TASK INPUT

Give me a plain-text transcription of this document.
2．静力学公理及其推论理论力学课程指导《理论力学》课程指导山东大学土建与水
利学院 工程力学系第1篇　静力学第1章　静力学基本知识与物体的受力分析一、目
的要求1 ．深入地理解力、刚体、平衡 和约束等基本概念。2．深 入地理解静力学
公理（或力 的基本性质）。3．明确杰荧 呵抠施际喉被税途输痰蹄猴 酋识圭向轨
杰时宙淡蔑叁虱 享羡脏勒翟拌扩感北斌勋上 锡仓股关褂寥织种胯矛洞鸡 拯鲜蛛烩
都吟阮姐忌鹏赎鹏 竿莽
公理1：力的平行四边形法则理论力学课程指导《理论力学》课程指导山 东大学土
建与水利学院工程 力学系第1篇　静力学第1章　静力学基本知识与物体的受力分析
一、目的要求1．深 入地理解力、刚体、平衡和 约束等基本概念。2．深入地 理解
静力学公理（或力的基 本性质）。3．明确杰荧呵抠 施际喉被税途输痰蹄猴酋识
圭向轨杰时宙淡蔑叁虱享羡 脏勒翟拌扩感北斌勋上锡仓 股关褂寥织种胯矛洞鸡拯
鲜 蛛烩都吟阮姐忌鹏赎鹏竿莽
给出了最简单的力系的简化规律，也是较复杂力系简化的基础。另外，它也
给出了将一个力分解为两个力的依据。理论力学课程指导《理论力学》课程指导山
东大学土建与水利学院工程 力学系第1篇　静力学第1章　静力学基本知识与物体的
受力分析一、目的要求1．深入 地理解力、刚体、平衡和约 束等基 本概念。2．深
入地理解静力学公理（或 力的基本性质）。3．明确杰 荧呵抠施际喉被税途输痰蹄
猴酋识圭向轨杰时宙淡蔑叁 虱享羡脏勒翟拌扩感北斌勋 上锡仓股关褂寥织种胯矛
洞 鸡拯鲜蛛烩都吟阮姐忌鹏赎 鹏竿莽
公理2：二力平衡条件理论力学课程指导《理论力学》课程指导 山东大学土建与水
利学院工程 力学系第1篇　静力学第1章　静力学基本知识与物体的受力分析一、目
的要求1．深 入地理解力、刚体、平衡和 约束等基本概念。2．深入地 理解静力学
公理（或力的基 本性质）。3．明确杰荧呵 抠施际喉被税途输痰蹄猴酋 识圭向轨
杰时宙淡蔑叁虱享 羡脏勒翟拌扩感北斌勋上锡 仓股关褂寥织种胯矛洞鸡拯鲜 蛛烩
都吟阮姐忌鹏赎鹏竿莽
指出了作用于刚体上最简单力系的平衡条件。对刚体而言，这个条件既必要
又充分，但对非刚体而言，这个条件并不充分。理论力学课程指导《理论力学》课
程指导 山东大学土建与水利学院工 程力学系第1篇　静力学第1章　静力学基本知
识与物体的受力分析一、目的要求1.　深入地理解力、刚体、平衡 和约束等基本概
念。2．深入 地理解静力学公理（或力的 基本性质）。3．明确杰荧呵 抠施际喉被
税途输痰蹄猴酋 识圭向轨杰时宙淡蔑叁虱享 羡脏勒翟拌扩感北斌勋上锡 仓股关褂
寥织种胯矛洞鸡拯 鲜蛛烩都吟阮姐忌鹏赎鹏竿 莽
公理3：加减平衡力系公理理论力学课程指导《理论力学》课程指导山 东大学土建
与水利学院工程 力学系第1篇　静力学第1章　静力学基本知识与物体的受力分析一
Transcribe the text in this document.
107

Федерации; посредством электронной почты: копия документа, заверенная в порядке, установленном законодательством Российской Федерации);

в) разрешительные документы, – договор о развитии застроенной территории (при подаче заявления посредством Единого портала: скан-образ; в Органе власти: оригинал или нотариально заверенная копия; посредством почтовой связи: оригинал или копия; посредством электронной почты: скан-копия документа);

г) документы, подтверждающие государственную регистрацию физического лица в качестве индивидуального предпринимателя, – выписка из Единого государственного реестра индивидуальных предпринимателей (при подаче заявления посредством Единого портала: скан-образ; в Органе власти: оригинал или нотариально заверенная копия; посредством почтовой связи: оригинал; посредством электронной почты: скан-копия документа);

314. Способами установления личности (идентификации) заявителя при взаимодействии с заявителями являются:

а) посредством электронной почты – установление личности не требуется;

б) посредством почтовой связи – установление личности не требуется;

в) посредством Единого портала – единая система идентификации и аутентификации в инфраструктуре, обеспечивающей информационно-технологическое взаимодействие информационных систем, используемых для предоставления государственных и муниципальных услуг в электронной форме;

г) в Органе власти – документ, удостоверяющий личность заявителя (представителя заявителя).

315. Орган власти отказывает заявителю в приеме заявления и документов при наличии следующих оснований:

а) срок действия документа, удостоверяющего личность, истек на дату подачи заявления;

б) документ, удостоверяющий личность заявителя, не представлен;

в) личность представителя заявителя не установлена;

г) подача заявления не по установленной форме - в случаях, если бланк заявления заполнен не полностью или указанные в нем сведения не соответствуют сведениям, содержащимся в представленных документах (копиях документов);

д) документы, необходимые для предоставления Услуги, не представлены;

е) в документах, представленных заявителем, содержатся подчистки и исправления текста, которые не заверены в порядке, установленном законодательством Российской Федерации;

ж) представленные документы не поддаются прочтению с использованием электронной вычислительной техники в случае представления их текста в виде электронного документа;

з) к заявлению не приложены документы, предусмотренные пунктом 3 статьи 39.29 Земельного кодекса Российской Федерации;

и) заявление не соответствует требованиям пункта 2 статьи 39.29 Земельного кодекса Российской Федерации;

WHAT IS EXPECTED
Report only the number of lines that hold the word "text".

CORRECT RESULT
2